§ **Requirements**
Keep only the lines where "profile" appears.

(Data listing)

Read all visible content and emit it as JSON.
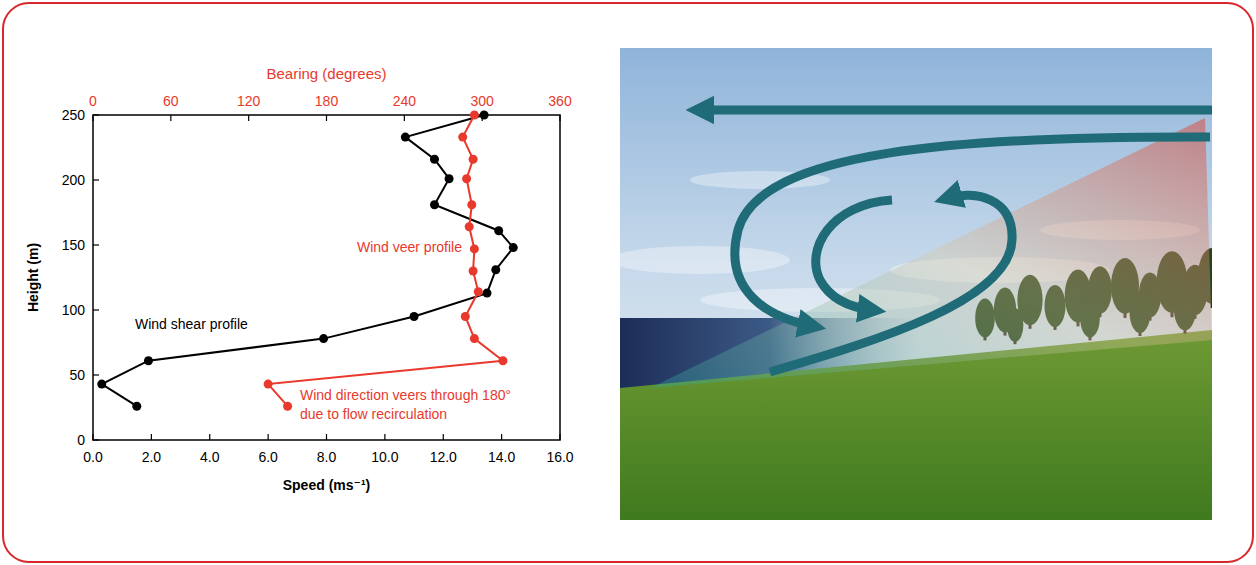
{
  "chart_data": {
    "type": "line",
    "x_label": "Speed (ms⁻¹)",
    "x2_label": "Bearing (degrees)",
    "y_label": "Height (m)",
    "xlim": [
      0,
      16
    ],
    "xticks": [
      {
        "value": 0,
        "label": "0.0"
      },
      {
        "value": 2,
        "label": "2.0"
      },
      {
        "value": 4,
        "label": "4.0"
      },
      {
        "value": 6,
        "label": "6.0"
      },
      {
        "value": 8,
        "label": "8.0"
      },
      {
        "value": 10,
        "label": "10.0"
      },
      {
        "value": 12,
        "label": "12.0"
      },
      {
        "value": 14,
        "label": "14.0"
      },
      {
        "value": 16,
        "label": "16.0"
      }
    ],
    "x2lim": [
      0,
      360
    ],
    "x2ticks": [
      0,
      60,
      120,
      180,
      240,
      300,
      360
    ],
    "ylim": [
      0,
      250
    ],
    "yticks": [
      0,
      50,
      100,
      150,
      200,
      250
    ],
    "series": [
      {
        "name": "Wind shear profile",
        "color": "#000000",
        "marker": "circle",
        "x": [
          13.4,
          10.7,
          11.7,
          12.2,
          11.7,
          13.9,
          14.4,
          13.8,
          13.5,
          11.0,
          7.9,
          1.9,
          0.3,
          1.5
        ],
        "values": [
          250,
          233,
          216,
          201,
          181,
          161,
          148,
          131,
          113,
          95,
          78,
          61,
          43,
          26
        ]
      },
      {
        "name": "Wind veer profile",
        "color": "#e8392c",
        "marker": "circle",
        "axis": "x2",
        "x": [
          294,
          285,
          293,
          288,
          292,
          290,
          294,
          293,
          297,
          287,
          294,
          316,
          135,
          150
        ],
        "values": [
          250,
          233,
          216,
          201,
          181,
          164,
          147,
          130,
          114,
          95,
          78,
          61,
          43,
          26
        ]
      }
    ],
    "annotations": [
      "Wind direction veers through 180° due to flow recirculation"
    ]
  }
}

§ **Result below**
        "name": "Wind shear profile",
        "name": "Wind veer profile",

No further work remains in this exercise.